**** RECORD LIST
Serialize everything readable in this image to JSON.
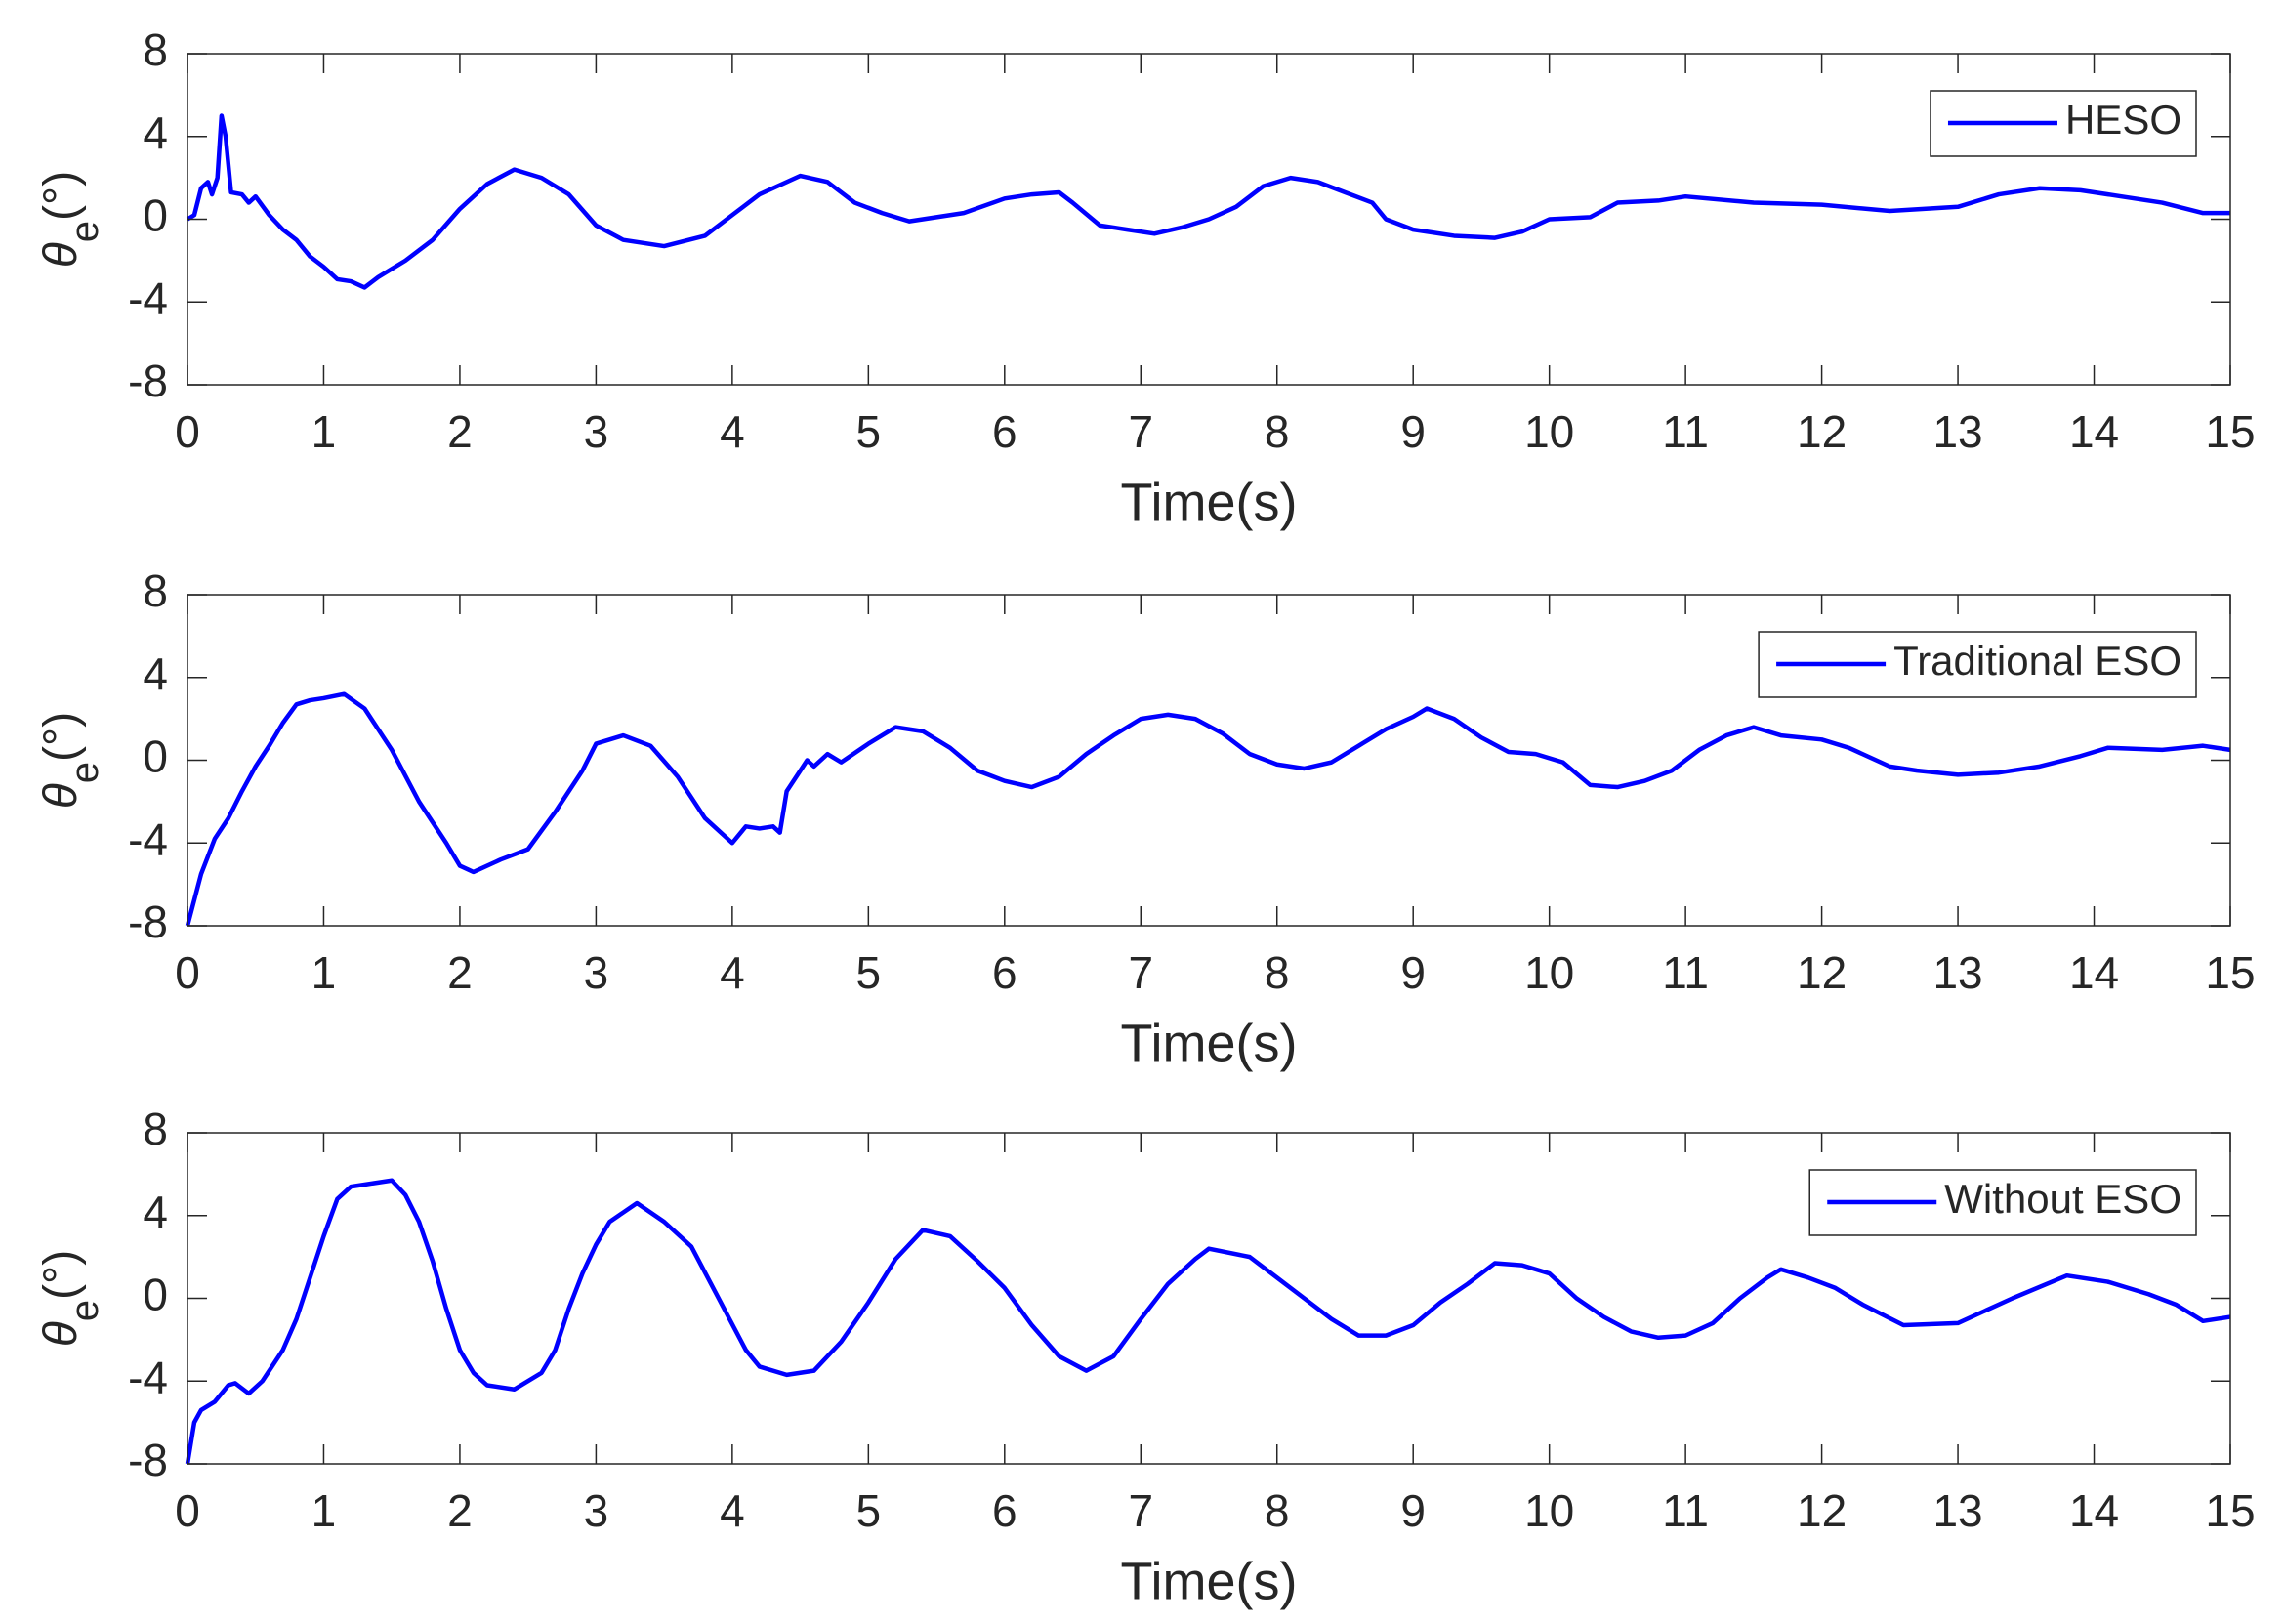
{
  "chart_data": [
    {
      "type": "line",
      "xlabel": "Time(s)",
      "ylabel": [
        "θ",
        "e",
        "(°)"
      ],
      "legend": "upper right",
      "xlim": [
        0,
        15
      ],
      "ylim": [
        -8,
        8
      ],
      "xticks": [
        0,
        1,
        2,
        3,
        4,
        5,
        6,
        7,
        8,
        9,
        10,
        11,
        12,
        13,
        14,
        15
      ],
      "yticks": [
        -8,
        -4,
        0,
        4,
        8
      ],
      "x": [
        0,
        0.05,
        0.1,
        0.15,
        0.18,
        0.22,
        0.25,
        0.28,
        0.32,
        0.4,
        0.45,
        0.5,
        0.6,
        0.7,
        0.8,
        0.9,
        1.0,
        1.1,
        1.2,
        1.3,
        1.4,
        1.5,
        1.6,
        1.8,
        2.0,
        2.2,
        2.4,
        2.6,
        2.8,
        3.0,
        3.2,
        3.5,
        3.8,
        4.0,
        4.2,
        4.5,
        4.7,
        4.9,
        5.1,
        5.3,
        5.5,
        5.7,
        6.0,
        6.2,
        6.4,
        6.5,
        6.7,
        6.9,
        7.1,
        7.3,
        7.5,
        7.7,
        7.9,
        8.1,
        8.3,
        8.5,
        8.7,
        8.8,
        9.0,
        9.3,
        9.6,
        9.8,
        10.0,
        10.3,
        10.5,
        10.8,
        11.0,
        11.5,
        12.0,
        12.5,
        13.0,
        13.3,
        13.6,
        13.9,
        14.2,
        14.5,
        14.8,
        15
      ],
      "series": [
        {
          "name": "HESO",
          "color": "#0000ff",
          "values": [
            0,
            0.2,
            1.5,
            1.8,
            1.2,
            2,
            5.0,
            4,
            1.3,
            1.2,
            0.8,
            1.1,
            0.2,
            -0.5,
            -1,
            -1.8,
            -2.3,
            -2.9,
            -3.0,
            -3.3,
            -2.8,
            -2.4,
            -2.0,
            -1.0,
            0.5,
            1.7,
            2.4,
            2.0,
            1.2,
            -0.3,
            -1.0,
            -1.3,
            -0.8,
            0.2,
            1.2,
            2.1,
            1.8,
            0.8,
            0.3,
            -0.1,
            0.1,
            0.3,
            1.0,
            1.2,
            1.3,
            0.8,
            -0.3,
            -0.5,
            -0.7,
            -0.4,
            0,
            0.6,
            1.6,
            2.0,
            1.8,
            1.3,
            0.8,
            0,
            -0.5,
            -0.8,
            -0.9,
            -0.6,
            0,
            0.1,
            0.8,
            0.9,
            1.1,
            0.8,
            0.7,
            0.4,
            0.6,
            1.2,
            1.5,
            1.4,
            1.1,
            0.8,
            0.3,
            0.3
          ]
        }
      ]
    },
    {
      "type": "line",
      "xlabel": "Time(s)",
      "ylabel": [
        "θ",
        "e",
        "(°)"
      ],
      "legend": "upper right",
      "xlim": [
        0,
        15
      ],
      "ylim": [
        -8,
        8
      ],
      "xticks": [
        0,
        1,
        2,
        3,
        4,
        5,
        6,
        7,
        8,
        9,
        10,
        11,
        12,
        13,
        14,
        15
      ],
      "yticks": [
        -8,
        -4,
        0,
        4,
        8
      ],
      "x": [
        0,
        0.1,
        0.2,
        0.3,
        0.4,
        0.5,
        0.6,
        0.7,
        0.8,
        0.9,
        1.0,
        1.15,
        1.3,
        1.5,
        1.7,
        1.9,
        2.0,
        2.1,
        2.3,
        2.5,
        2.7,
        2.9,
        3.0,
        3.2,
        3.4,
        3.6,
        3.8,
        4.0,
        4.1,
        4.2,
        4.3,
        4.35,
        4.4,
        4.5,
        4.55,
        4.6,
        4.7,
        4.8,
        5.0,
        5.2,
        5.4,
        5.6,
        5.8,
        6.0,
        6.2,
        6.4,
        6.6,
        6.8,
        7.0,
        7.2,
        7.4,
        7.6,
        7.8,
        8.0,
        8.2,
        8.4,
        8.6,
        8.8,
        9.0,
        9.1,
        9.3,
        9.5,
        9.7,
        9.9,
        10.1,
        10.3,
        10.5,
        10.7,
        10.9,
        11.1,
        11.3,
        11.5,
        11.7,
        12.0,
        12.2,
        12.5,
        12.7,
        13.0,
        13.3,
        13.6,
        13.9,
        14.1,
        14.5,
        14.8,
        15
      ],
      "series": [
        {
          "name": "Traditional ESO",
          "color": "#0000ff",
          "values": [
            -8,
            -5.5,
            -3.8,
            -2.8,
            -1.5,
            -0.3,
            0.7,
            1.8,
            2.7,
            2.9,
            3.0,
            3.2,
            2.5,
            0.5,
            -2,
            -4,
            -5.1,
            -5.4,
            -4.8,
            -4.3,
            -2.5,
            -0.5,
            0.8,
            1.2,
            0.7,
            -0.8,
            -2.8,
            -4.0,
            -3.2,
            -3.3,
            -3.2,
            -3.5,
            -1.5,
            -0.5,
            0,
            -0.3,
            0.3,
            -0.1,
            0.8,
            1.6,
            1.4,
            0.6,
            -0.5,
            -1.0,
            -1.3,
            -0.8,
            0.3,
            1.2,
            2.0,
            2.2,
            2.0,
            1.3,
            0.3,
            -0.2,
            -0.4,
            -0.1,
            0.7,
            1.5,
            2.1,
            2.5,
            2.0,
            1.1,
            0.4,
            0.3,
            -0.1,
            -1.2,
            -1.3,
            -1.0,
            -0.5,
            0.5,
            1.2,
            1.6,
            1.2,
            1.0,
            0.6,
            -0.3,
            -0.5,
            -0.7,
            -0.6,
            -0.3,
            0.2,
            0.6,
            0.5,
            0.7,
            0.5
          ]
        }
      ]
    },
    {
      "type": "line",
      "xlabel": "Time(s)",
      "ylabel": [
        "θ",
        "e",
        "(°)"
      ],
      "legend": "upper right",
      "xlim": [
        0,
        15
      ],
      "ylim": [
        -8,
        8
      ],
      "xticks": [
        0,
        1,
        2,
        3,
        4,
        5,
        6,
        7,
        8,
        9,
        10,
        11,
        12,
        13,
        14,
        15
      ],
      "yticks": [
        -8,
        -4,
        0,
        4,
        8
      ],
      "x": [
        0,
        0.05,
        0.1,
        0.2,
        0.3,
        0.35,
        0.45,
        0.55,
        0.7,
        0.8,
        0.9,
        1.0,
        1.1,
        1.2,
        1.3,
        1.4,
        1.5,
        1.6,
        1.7,
        1.8,
        1.9,
        2.0,
        2.1,
        2.2,
        2.4,
        2.6,
        2.7,
        2.8,
        2.9,
        3.0,
        3.1,
        3.3,
        3.5,
        3.7,
        3.9,
        4.1,
        4.2,
        4.4,
        4.6,
        4.8,
        5.0,
        5.2,
        5.4,
        5.6,
        5.8,
        6.0,
        6.2,
        6.4,
        6.6,
        6.8,
        7.0,
        7.2,
        7.4,
        7.5,
        7.8,
        8.0,
        8.2,
        8.4,
        8.6,
        8.8,
        9.0,
        9.2,
        9.4,
        9.6,
        9.8,
        10.0,
        10.2,
        10.4,
        10.6,
        10.8,
        11.0,
        11.2,
        11.4,
        11.6,
        11.7,
        11.9,
        12.1,
        12.3,
        12.6,
        13.0,
        13.4,
        13.8,
        14.1,
        14.4,
        14.6,
        14.8,
        15
      ],
      "series": [
        {
          "name": "Without ESO",
          "color": "#0000ff",
          "values": [
            -8,
            -6,
            -5.4,
            -5.0,
            -4.2,
            -4.1,
            -4.6,
            -4.0,
            -2.5,
            -1,
            1,
            3,
            4.8,
            5.4,
            5.5,
            5.6,
            5.7,
            5.0,
            3.7,
            1.8,
            -0.5,
            -2.5,
            -3.6,
            -4.2,
            -4.4,
            -3.6,
            -2.5,
            -0.5,
            1.2,
            2.6,
            3.7,
            4.6,
            3.7,
            2.5,
            0,
            -2.5,
            -3.3,
            -3.7,
            -3.5,
            -2.1,
            -0.2,
            1.9,
            3.3,
            3.0,
            1.8,
            0.5,
            -1.3,
            -2.8,
            -3.5,
            -2.8,
            -1,
            0.7,
            1.9,
            2.4,
            2.0,
            1.0,
            0,
            -1.0,
            -1.8,
            -1.8,
            -1.3,
            -0.2,
            0.7,
            1.7,
            1.6,
            1.2,
            0,
            -0.9,
            -1.6,
            -1.9,
            -1.8,
            -1.2,
            0,
            1.0,
            1.4,
            1.0,
            0.5,
            -0.3,
            -1.3,
            -1.2,
            0.0,
            1.1,
            0.8,
            0.2,
            -0.3,
            -1.1,
            -0.9
          ]
        }
      ]
    }
  ]
}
********
• TASK
Which lines above contain the word "name"? Copy each of them.

• REPLY
          "name": "HESO",
          "name": "Traditional ESO",
          "name": "Without ESO",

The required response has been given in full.